_What is being asked_
Find every line in the records below that contains the word "由于用电器耗电", and copy each such line.

_The input_
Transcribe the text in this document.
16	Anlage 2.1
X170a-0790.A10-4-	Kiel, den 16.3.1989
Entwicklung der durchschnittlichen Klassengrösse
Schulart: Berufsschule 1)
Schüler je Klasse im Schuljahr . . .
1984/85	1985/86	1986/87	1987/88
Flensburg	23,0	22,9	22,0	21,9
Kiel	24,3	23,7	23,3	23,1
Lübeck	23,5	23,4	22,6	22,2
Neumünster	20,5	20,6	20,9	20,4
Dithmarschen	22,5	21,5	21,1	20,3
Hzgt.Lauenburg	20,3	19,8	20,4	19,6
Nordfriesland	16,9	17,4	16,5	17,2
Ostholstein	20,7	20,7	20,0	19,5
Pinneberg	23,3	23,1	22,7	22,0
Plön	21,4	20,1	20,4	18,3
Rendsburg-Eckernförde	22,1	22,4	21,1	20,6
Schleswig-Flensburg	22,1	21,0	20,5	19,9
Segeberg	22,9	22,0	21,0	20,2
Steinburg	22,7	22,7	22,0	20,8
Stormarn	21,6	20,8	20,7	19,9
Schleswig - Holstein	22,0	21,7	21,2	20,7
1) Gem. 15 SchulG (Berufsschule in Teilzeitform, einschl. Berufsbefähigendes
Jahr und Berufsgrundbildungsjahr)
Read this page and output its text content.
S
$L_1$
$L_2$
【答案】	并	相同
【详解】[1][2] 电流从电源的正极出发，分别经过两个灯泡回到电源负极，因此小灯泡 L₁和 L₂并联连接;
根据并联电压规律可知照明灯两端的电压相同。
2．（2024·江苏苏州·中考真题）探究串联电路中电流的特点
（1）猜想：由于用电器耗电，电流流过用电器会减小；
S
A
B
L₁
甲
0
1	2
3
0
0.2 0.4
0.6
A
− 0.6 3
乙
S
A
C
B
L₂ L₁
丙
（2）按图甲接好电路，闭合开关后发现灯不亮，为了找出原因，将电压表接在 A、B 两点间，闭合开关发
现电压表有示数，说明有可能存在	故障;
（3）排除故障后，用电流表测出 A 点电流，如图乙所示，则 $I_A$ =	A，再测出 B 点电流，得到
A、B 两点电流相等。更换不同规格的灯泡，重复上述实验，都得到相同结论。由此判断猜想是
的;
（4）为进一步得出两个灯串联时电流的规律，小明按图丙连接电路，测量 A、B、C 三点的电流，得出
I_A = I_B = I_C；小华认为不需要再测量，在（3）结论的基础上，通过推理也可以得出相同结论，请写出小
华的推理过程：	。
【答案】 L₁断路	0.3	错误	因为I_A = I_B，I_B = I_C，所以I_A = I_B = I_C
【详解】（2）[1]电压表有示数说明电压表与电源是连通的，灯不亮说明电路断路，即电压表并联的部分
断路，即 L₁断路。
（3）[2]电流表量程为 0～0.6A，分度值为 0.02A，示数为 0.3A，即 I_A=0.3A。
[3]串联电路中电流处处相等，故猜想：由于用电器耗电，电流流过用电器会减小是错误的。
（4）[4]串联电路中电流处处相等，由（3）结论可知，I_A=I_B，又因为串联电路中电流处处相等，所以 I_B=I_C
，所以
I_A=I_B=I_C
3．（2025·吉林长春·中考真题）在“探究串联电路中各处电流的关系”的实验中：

_Written solution_
（1）猜想：由于用电器耗电，电流流过用电器会减小；
[3]串联电路中电流处处相等，故猜想：由于用电器耗电，电流流过用电器会减小是错误的。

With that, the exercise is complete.